> [Work item A] Using the passage on treatment trials for stage IV/FH WT, say whether each statement agrees with it. Answer yes or no and quote the deciding words. (i) In NWTS-2, all children received abdominal and whole-lung irradiation. (ii) Children in the UKCCSG Nephroblastoma Study-2 were spared whole-lung irradiation. (iii) In the SIOP study, three quarters of the children responded completely to the first 6 weeks of chemotherapy.
> [Work item B] In the passage on treatment trials for stage IV/FH WT, what 6-year RFS percentage does the UKCCSG Nephroblastoma Study-1 report?
> [Work item C] Pick up the passage on treatment trials for stage IV/FH WT where it stops, and continue it.

In NWTS-2, children with stage IV/FH WT were randomly assigned to treatment with regimen C or D (vide supra). All received abdominal and whole-lung irradiation.2 The 4-year RFS percentages were 53.3% for those on regimen C and 57.7% for those on regimen D (P = .63). The 4-year OS rates were 53.3% for those on regimen C and 61.5% for those on regimen D (P = .62).22 The results for NWTS-3 children with stage IV/FH tumors demonstrated no statistically significant improvement in 4-year RFS or OS from the addition of cyclophosphamide to the three-drug regimen. The 16-year RFS percentages were 76.5% for the three-drug regimen (regimen DD) and 77.6% for the four-drug regimen (regimen J, P = .65). The 16-year OS percentages were 79.5% for the three-drug regimen and 80.1% for the four-drug regimen (P = .65; Table 5).

The UKCCSG and SIOP evaluated different approaches to the management of children with stage IV/FH WT, seeking to avoid the use of whole-lung irradiation because of its significant acute and long-term toxicity.23 Those entered onto the UKCCSG Nephroblastoma Study-1 received cyclophosphamide, vincristine, dactinomycin, and doxorubicin administered for 12 months from the date of complete remission, whether induced by the initial period of drug treatment or whole-lung irradiation. Those who had complete resolution of the pulmonary metastases after 12 weeks of chemotherapy did not receive whole-lung irradiation. The 6-year RFS percentage was 50% for the 39 children so treated, only four of whom received whole-lung irradiation. The 6-year survival percentage was 65%.4 Children with stage IV WT entered onto the UKCCSG Nephroblastoma Study-2 received vincristine, doxorubicin, and dactinomycin. All underwent delayed nephrectomy and received 12 Gy of whole-lung irradiation. The 4-year EFS percentage was 70%, and the 4-year OS percentage was 75%.24

Investigators from SIOP-treated children with stage IV WT with 6 weeks of prenephrectomy chemotherapy with vincristine, dactinomycin, and doxorubicin. Children whose pulmonary metastases did not respond completely to chemotherapy, with or without surgical excision of residual metastases, received postnephrectomy whole-lung irradiation. Seventy-five percent of the children had a complete response to the initial 6-week period of chemotherapy. The RFS and OS percentage was 83%. Seven children received whole-lung irradiation.25,26

These results suggest that some children with stage IV/FH WT may be treated successfully without the use of an anthracycline and that some may be treated successfully without whole-lung irradiation. A study of therapy without an anthracycline or without whole-lung irradiation could be considered in a group with favorable biologic prognostic factors.

> [Supplied records]
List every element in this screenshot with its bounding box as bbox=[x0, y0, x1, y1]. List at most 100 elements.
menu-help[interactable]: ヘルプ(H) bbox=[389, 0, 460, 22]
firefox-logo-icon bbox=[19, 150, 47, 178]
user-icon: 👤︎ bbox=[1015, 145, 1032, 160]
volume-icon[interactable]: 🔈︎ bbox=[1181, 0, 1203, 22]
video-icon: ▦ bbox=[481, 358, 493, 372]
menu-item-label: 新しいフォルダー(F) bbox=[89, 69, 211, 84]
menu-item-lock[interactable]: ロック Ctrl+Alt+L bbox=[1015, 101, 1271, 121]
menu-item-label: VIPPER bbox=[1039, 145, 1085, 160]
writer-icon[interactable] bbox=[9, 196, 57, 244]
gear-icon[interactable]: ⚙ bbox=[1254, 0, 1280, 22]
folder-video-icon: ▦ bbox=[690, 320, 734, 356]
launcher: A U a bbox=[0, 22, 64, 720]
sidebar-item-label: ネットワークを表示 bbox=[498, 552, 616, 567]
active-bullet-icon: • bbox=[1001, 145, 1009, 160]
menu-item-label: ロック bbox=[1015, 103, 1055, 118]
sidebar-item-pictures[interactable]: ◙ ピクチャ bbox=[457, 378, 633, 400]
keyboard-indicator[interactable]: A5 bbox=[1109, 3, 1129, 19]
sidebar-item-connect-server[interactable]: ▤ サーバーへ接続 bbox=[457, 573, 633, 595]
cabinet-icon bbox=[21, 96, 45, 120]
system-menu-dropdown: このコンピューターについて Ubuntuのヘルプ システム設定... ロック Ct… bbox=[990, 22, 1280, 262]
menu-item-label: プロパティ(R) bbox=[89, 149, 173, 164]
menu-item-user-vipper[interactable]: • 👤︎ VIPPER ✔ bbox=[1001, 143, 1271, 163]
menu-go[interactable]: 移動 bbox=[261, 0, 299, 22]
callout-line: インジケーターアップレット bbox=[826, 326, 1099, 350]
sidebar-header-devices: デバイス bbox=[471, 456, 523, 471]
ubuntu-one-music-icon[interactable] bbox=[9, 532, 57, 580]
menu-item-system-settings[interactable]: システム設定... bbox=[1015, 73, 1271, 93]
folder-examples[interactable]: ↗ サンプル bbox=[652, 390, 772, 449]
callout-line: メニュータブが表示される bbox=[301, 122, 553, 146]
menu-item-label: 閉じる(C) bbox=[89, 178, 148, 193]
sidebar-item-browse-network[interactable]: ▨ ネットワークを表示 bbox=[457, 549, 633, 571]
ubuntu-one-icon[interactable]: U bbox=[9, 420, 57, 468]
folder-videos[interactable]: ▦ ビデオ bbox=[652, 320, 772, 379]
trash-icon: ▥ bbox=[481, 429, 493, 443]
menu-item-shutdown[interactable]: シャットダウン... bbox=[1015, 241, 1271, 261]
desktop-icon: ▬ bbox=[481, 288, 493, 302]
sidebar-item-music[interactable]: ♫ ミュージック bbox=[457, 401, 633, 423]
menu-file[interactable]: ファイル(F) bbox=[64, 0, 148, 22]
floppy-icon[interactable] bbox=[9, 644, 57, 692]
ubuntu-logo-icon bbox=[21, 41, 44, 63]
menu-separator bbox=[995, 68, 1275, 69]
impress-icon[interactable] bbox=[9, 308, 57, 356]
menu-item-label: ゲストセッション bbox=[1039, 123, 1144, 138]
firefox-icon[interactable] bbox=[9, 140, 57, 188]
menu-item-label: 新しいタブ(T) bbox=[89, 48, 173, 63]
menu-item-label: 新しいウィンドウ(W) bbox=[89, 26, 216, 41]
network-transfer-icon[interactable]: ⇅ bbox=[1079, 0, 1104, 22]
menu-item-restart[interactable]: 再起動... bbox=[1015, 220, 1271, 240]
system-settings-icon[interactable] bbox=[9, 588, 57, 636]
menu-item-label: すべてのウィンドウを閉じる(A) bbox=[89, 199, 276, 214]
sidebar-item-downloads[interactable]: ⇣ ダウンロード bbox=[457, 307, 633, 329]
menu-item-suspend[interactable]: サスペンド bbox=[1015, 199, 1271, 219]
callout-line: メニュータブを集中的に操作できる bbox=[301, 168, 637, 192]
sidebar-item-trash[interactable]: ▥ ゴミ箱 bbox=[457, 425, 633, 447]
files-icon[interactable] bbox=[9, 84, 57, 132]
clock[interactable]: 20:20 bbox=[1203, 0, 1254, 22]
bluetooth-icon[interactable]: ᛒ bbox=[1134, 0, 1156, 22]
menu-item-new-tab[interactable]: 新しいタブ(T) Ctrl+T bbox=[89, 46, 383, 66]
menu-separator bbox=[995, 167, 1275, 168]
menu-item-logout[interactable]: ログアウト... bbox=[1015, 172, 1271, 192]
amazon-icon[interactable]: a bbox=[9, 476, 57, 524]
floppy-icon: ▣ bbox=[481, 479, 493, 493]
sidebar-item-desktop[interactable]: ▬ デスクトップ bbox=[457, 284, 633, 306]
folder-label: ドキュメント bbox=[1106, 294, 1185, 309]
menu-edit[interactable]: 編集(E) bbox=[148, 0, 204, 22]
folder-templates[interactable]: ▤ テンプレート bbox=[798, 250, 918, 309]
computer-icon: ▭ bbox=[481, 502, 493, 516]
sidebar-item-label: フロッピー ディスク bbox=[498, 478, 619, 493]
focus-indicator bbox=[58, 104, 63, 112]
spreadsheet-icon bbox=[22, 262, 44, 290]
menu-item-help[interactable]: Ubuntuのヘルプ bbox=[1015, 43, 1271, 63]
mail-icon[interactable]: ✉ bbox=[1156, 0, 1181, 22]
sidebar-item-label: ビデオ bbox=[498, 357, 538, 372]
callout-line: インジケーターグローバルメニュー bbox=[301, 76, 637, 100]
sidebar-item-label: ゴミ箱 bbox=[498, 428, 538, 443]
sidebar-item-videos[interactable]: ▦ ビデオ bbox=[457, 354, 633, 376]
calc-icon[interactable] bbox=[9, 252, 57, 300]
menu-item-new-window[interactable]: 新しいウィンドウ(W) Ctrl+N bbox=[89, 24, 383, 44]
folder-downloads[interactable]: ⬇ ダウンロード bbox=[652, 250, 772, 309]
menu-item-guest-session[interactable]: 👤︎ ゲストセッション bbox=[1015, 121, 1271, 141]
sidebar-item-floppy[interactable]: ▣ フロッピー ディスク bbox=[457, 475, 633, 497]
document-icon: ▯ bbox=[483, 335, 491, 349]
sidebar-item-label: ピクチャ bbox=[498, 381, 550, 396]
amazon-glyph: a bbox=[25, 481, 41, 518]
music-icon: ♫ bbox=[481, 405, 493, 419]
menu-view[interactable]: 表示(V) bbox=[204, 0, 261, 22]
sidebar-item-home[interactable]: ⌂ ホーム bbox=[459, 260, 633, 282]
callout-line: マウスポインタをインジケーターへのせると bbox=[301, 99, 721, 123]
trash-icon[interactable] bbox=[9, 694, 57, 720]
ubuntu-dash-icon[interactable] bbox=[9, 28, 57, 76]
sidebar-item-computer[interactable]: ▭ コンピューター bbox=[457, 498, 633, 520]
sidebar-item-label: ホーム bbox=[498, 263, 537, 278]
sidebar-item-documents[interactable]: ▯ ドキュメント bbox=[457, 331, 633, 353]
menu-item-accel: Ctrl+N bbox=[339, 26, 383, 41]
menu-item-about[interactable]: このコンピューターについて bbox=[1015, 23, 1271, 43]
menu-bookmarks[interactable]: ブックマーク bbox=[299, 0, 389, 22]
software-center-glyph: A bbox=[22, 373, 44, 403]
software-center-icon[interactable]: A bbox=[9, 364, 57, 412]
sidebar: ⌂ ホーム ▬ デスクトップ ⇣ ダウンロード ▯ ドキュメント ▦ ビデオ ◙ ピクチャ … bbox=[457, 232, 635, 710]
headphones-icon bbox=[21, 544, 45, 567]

> [Written answer A]
(i) Yes: "All received abdominal and whole-lung irradiation."
(ii) No: "All underwent delayed nephrectomy and received 12 Gy of whole-lung irradiation."
(iii) Yes: "Seventy-five percent of the children had a complete response to the initial 6-week period of chemotherapy."

> [Written answer B] The 6-year RFS percentage was 50% for the 39 children treated.

> [Written answer C]
Prenephrectomy Chemotherapy
To decrease the need for postoperative abdominal radiation therapy to treat children who have tumor rupture during nephrectomy, SIOP conducted trials in which children received prenephrectomy chemotherapy or abdominal radiation therapy. Prenephrectomy abdominal irradiation decreased the percentage of nephrectomies complicated by tumor rupture from 33% (20 of 60 nephrectomies) to 4% (3 of 72 nephrectomies).27 In a subsequent randomized trial (SIOP-5), the frequency of tumor rupture was nearly the same for children treated with prenephrectomy abdominal irradiation and dactinomycin (8%; 7 of 76 children) and for those treated with prenephrectomy chemotherapy with vincristine and dactinomycin (6%; 5 of 88 children). The RFS percentages were 76.5% for those who received prenephrectomy chemotherapy and 67.0% for those treated with prenephrectomy radiation therapy.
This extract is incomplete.